What to do
Only lines with the string "règne" matter here; gather them from the material below.

[Recorded data]
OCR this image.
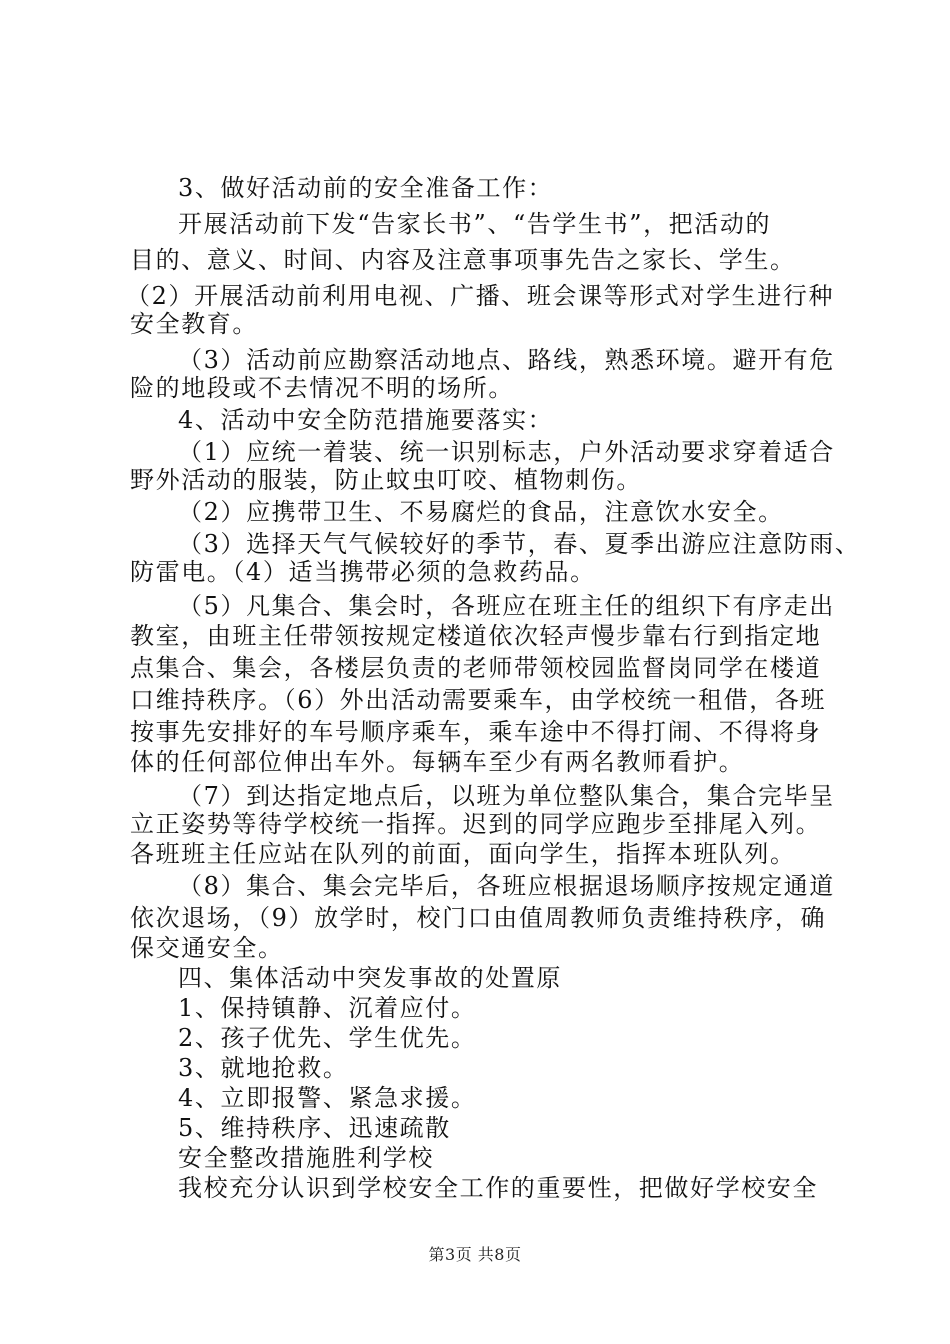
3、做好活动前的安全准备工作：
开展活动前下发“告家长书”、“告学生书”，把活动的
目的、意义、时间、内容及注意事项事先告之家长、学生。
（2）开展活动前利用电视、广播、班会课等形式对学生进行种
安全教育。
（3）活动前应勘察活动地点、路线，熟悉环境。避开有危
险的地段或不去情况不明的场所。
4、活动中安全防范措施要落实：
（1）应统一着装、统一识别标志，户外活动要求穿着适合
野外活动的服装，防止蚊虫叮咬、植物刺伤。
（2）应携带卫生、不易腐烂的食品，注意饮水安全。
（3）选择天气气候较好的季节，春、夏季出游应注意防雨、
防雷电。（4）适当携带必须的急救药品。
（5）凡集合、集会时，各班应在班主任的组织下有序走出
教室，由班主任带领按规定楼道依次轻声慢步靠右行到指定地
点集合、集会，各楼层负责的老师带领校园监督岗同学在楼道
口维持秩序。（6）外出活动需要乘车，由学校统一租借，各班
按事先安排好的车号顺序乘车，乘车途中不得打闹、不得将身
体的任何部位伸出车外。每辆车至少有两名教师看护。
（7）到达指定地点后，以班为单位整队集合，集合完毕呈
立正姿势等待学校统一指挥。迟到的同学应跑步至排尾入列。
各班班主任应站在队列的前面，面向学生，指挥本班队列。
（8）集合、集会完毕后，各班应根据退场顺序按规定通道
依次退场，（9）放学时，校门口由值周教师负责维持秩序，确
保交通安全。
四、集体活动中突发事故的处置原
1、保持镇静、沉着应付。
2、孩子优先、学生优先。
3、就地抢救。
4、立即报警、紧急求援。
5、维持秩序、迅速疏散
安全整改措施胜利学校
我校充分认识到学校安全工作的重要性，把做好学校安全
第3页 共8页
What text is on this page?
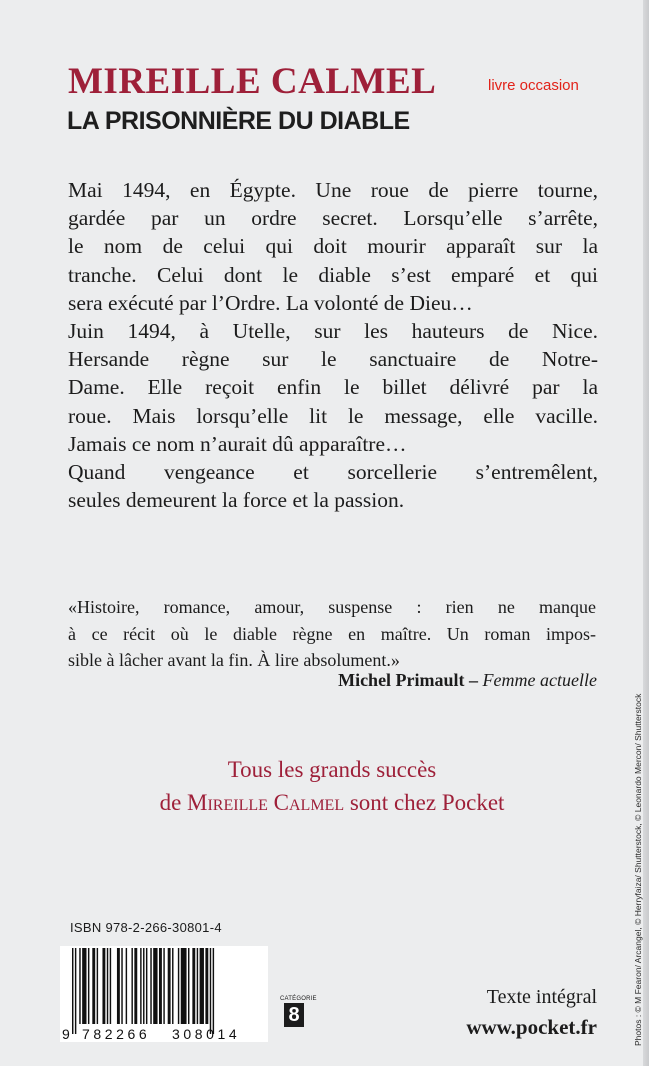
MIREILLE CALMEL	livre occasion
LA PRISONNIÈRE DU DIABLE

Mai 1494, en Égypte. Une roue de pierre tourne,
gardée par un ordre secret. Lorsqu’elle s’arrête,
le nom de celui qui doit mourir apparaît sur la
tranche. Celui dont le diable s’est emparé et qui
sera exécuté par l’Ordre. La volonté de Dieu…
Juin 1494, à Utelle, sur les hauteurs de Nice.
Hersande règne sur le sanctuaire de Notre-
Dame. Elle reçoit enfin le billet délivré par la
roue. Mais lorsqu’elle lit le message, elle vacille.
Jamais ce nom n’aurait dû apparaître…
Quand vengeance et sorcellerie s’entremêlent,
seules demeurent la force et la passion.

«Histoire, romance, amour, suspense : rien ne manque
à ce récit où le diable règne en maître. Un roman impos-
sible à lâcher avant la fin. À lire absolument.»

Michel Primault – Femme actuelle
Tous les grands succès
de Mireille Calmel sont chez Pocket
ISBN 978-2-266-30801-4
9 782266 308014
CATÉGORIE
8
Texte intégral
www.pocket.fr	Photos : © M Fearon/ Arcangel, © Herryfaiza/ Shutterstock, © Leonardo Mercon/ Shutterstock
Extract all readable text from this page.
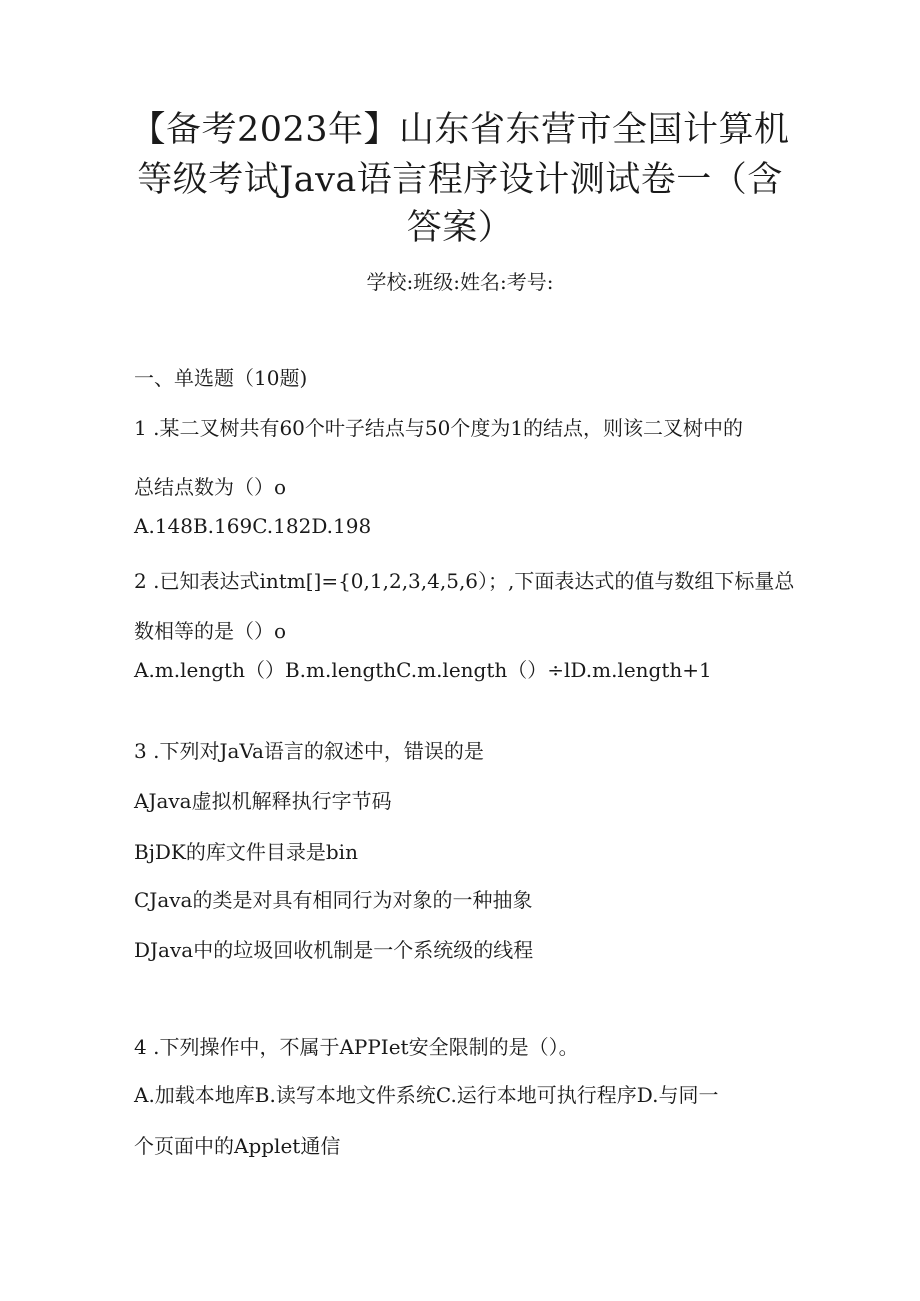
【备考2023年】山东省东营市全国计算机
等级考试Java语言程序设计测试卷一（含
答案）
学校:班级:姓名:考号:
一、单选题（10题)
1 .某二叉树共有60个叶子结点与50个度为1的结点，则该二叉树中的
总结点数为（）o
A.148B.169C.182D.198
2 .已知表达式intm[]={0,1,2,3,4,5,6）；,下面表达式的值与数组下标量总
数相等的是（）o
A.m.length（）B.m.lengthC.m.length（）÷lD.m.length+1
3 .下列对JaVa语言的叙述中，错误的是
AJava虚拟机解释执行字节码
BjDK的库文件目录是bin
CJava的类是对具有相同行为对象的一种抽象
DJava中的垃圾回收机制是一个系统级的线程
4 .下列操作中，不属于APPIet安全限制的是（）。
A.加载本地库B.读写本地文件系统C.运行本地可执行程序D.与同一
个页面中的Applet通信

Correct answer
Hersande règne sur le sanctuaire de Notre-
à ce récit où le diable règne en maître. Un roman impos-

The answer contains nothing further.